» Things to do
A) Rewrite the Schedule R technical update passage, everything from "This Technical Update" down to "the Schedule R.", with "plan year" replaced by "fiscal year".
B) Supply the next part of the Schedule R technical update passage, picking up after its final sentence.

This Technical Update further clarifies that, under an alternative approach, a plan may count as participants on Lines 14a through 14c only those participants whose last contributing employer and all prior contributing employers had withdrawn from the plan by the beginning of the relevant plan year. Under this approach, the plan would review the list of all current contributing employers (employers that had not withdrawn from the plan by the beginning of the relevant plan year), and include on Line 14 only those inactive participants in the applicable plan year who had no covered service with any of these employers. A plan using this approach must so indicate on an attachment to the Schedule R.

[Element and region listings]
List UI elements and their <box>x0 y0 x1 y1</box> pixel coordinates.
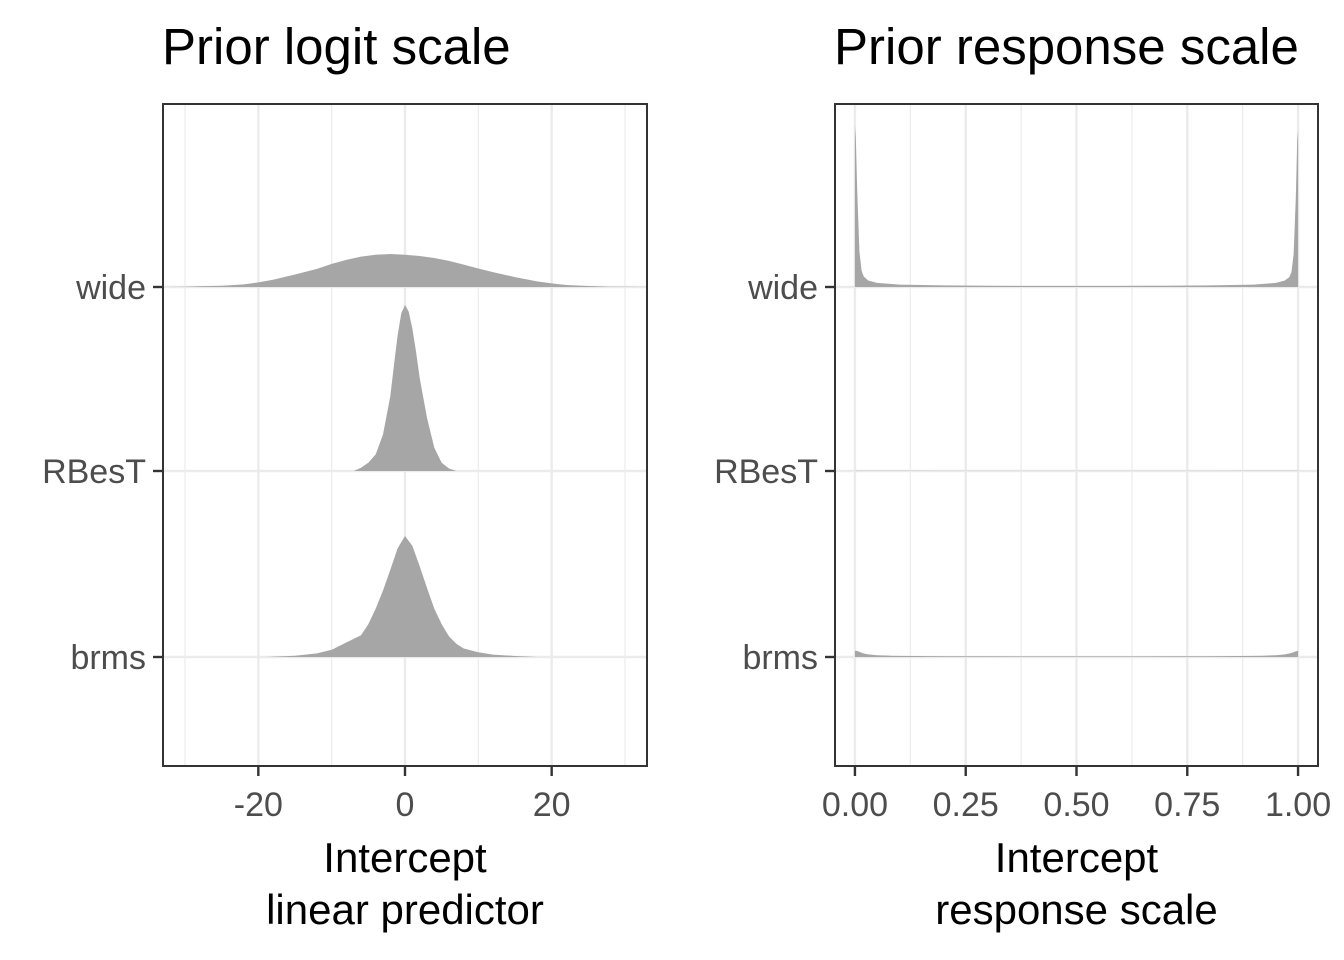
panel-title: Prior logit scale <box>162 18 511 75</box>
x-tick-label: 20 <box>533 786 571 824</box>
x-tick-label: 0 <box>396 786 415 824</box>
x-axis-label-line-1: Intercept <box>995 834 1159 881</box>
density-area-brms <box>854 650 1299 657</box>
panel-prior-logit-scale: Prior logit scale wide RBesT brms -20 0 20 I… <box>42 18 648 933</box>
density-ridges <box>854 125 1299 657</box>
y-tick-label-brms: brms <box>70 639 146 677</box>
y-tick-label-RBesT: RBesT <box>714 453 818 491</box>
x-axis-label-line-1: Intercept <box>323 834 487 881</box>
density-area-wide <box>163 254 647 287</box>
y-tick-label-brms: brms <box>742 639 818 677</box>
x-tick-label: 0.75 <box>1154 786 1220 824</box>
x-tick-label: 0.25 <box>933 786 999 824</box>
x-tick-label: -20 <box>234 786 283 824</box>
x-tick-label: 0.50 <box>1043 786 1109 824</box>
density-area-RBesT <box>353 305 457 471</box>
panel-title: Prior response scale <box>834 18 1299 75</box>
x-tick-label: 0.00 <box>822 786 888 824</box>
y-tick-label-wide: wide <box>747 269 818 307</box>
y-tick-label-wide: wide <box>75 269 146 307</box>
density-ridges <box>163 254 647 657</box>
y-axis-ticks: wide RBesT brms <box>42 269 163 677</box>
x-axis-ticks: -20 0 20 <box>234 766 571 824</box>
gridlines <box>835 104 1318 766</box>
x-axis-label-line-2: linear predictor <box>266 886 544 933</box>
y-axis-ticks: wide RBesT brms <box>714 269 835 677</box>
x-tick-label: 1.00 <box>1265 786 1331 824</box>
x-axis-ticks: 0.00 0.25 0.50 0.75 1.00 <box>822 766 1331 824</box>
density-area-brms <box>265 536 537 657</box>
y-tick-label-RBesT: RBesT <box>42 453 146 491</box>
x-axis-label-line-2: response scale <box>935 886 1218 933</box>
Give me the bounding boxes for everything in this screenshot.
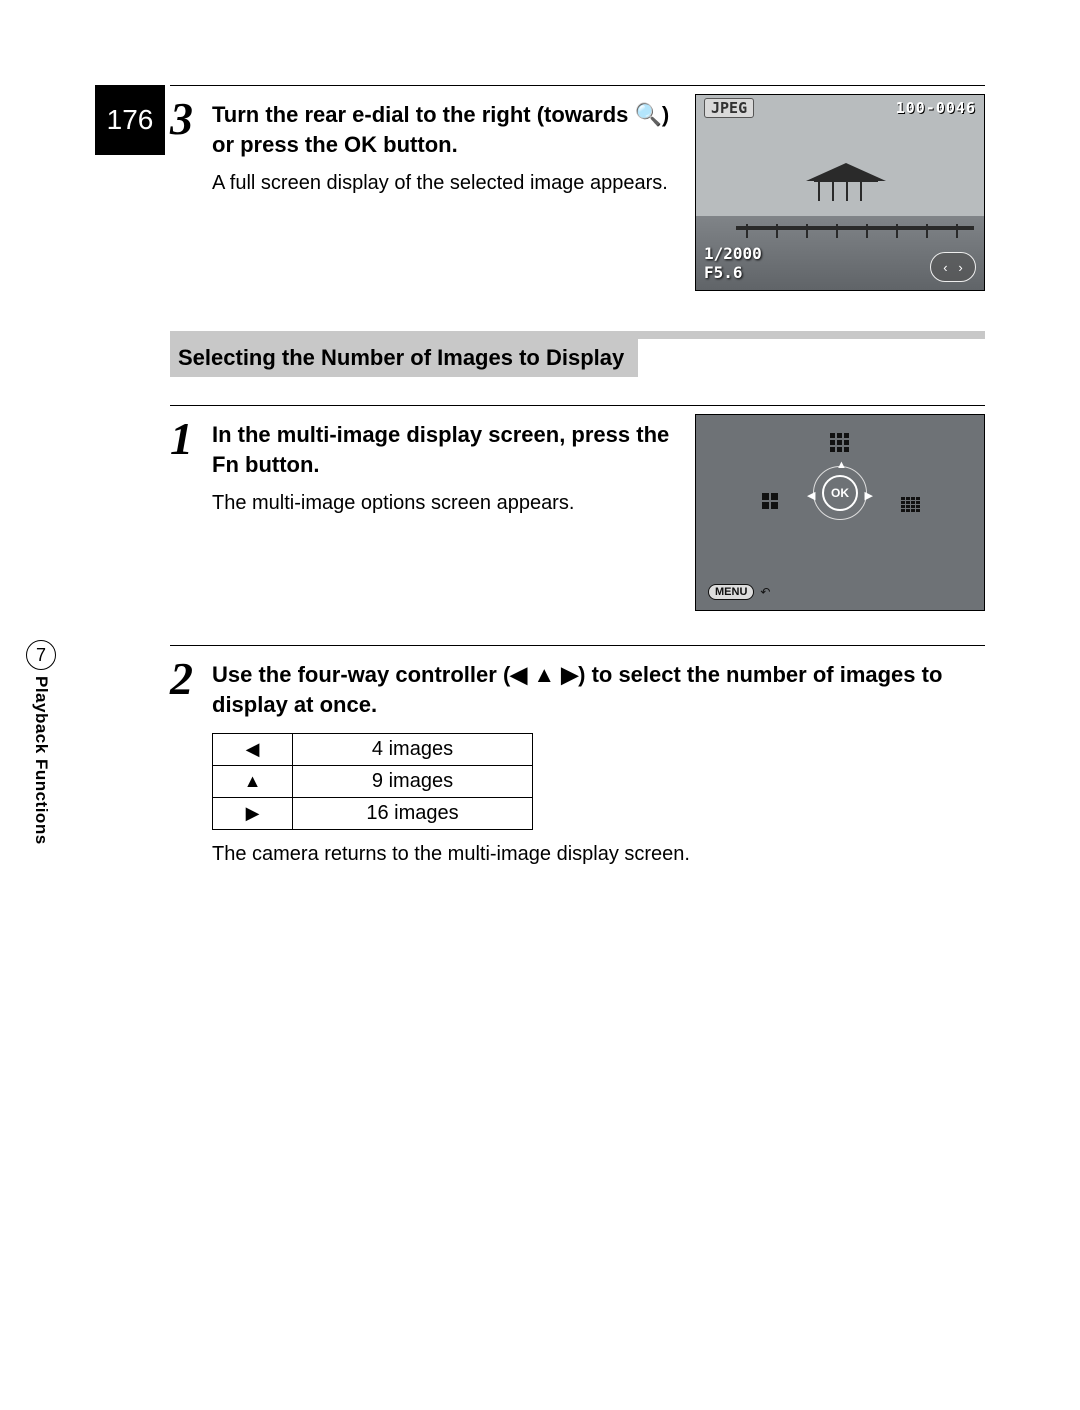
step-number: 2 xyxy=(170,656,212,702)
section-header: Selecting the Number of Images to Displa… xyxy=(170,331,985,377)
step-number: 1 xyxy=(170,416,212,462)
step-3-body: Turn the rear e-dial to the right (towar… xyxy=(212,94,675,197)
chapter-number: 7 xyxy=(36,645,46,666)
arrow-glyphs: ◀ ▲ ▶ xyxy=(510,662,578,687)
return-icon: ↶ xyxy=(760,585,770,599)
page-number-badge: 176 xyxy=(95,85,165,155)
table-row: ▲9 images xyxy=(213,766,533,798)
figure-multi-image-options: ▲ ◀ ▶ OK MENU ↶ xyxy=(695,414,985,611)
menu-pill: MENU xyxy=(708,584,754,600)
step-2: 2 Use the four-way controller (◀ ▲ ▶) to… xyxy=(170,654,985,868)
content-column: 3 Turn the rear e-dial to the right (tow… xyxy=(170,85,985,868)
shutter-speed: 1/2000 xyxy=(704,244,762,263)
chapter-title: Playback Functions xyxy=(31,676,51,845)
arrow-cell: ◀ xyxy=(213,734,293,766)
nav-indicator-icon: ‹ › xyxy=(930,252,976,282)
text: Use the four-way controller ( xyxy=(212,662,510,687)
value-cell: 9 images xyxy=(293,766,533,798)
step-1-title: In the multi-image display screen, press… xyxy=(212,420,675,479)
step-1-desc: The multi-image options screen appears. xyxy=(212,489,675,517)
magnify-icon: 🔍 xyxy=(635,102,662,127)
grid-4-icon xyxy=(762,493,778,509)
step-1-body: In the multi-image display screen, press… xyxy=(212,414,675,517)
file-number: 100-0046 xyxy=(896,99,976,117)
table-row: ▶16 images xyxy=(213,798,533,830)
text: Turn the rear e-dial to the right (towar… xyxy=(212,102,635,127)
grid-9-icon xyxy=(830,433,849,452)
format-badge: JPEG xyxy=(704,98,754,118)
chapter-side-tab: 7 Playback Functions xyxy=(18,640,64,845)
image-count-table: ◀4 images ▲9 images ▶16 images xyxy=(212,733,533,830)
rule xyxy=(170,85,985,86)
step-2-body: Use the four-way controller (◀ ▲ ▶) to s… xyxy=(212,654,985,868)
rule xyxy=(170,405,985,406)
value-cell: 16 images xyxy=(293,798,533,830)
grid-16-icon xyxy=(901,497,920,512)
figure-playback-preview: JPEG 100-0046 1/2000 xyxy=(695,94,985,291)
step-number: 3 xyxy=(170,96,212,142)
step-1: 1 In the multi-image display screen, pre… xyxy=(170,414,985,611)
step-3-desc: A full screen display of the selected im… xyxy=(212,169,675,197)
text: In the multi-image display screen, press… xyxy=(212,422,669,447)
step-3: 3 Turn the rear e-dial to the right (tow… xyxy=(170,94,985,291)
text: button. xyxy=(377,132,458,157)
manual-page: 176 3 Turn the rear e-dial to the right … xyxy=(95,85,985,868)
text: button. xyxy=(239,452,320,477)
rule xyxy=(170,645,985,646)
value-cell: 4 images xyxy=(293,734,533,766)
ok-icon: OK xyxy=(822,475,858,511)
aperture: F5.6 xyxy=(704,263,762,282)
step-2-title: Use the four-way controller (◀ ▲ ▶) to s… xyxy=(212,660,985,719)
dpad-icon: ▲ ◀ ▶ OK xyxy=(780,433,900,553)
menu-back-hint: MENU ↶ xyxy=(708,584,770,600)
ok-label: OK xyxy=(344,132,377,157)
step-2-result: The camera returns to the multi-image di… xyxy=(212,840,985,868)
arrow-cell: ▲ xyxy=(213,766,293,798)
fn-label: Fn xyxy=(212,452,239,477)
arrow-cell: ▶ xyxy=(213,798,293,830)
chapter-number-badge: 7 xyxy=(26,640,56,670)
page-number: 176 xyxy=(107,104,154,136)
step-3-title: Turn the rear e-dial to the right (towar… xyxy=(212,100,675,159)
table-row: ◀4 images xyxy=(213,734,533,766)
section-title: Selecting the Number of Images to Displa… xyxy=(178,345,624,370)
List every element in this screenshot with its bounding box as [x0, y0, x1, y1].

» Answers by task
A)
This Technical Update further clarifies that, under an alternative approach, a plan may count as participants on Lines 14a through 14c only those participants whose last contributing employer and all prior contributing employers had withdrawn from the plan by the beginning of the relevant fiscal year. Under this approach, the plan would review the list of all current contributing employers (employers that had not withdrawn from the plan by the beginning of the relevant fiscal year), and include on Line 14 only those inactive participants in the applicable fiscal year who had no covered service with any of these employers. A plan using this approach must so indicate on an attachment to the Schedule R.

B)
III. Partial Relief for the 2009 Plan Year
Reasonable approximation of number of participants
Under this Technical Update, a plan must make a reasonable, good faith effort to provide all available data in accordance with the Instructions for Line 14. If a plan cannot reasonably obtain this data because of the need to modify the plan’s records systems to capture such information, the plan may provide a reasonable approximation of the number of participants required to be reported on Line 14 of the 2009 Schedule R. An example of a reasonable approximation would be one based on a random sampling of the lesser of 25 percent of all inactive participants or 300 inactive participants.3 Using this approach, the plan would determine the percentage of the sampled participants whose last contributing employer had withdrawn from the plan by the beginning of the 2009 plan year,4 and would apply this percentage to the plan’s total inactive participant population for the 2009 plan year. The same approach would apply for the preceding two plan years. A plan taking advantage of this relief must identify the data on Line 14 as a reasonable approximation of the participant count and describe the basis for the approximation on an attachment to the Schedule R.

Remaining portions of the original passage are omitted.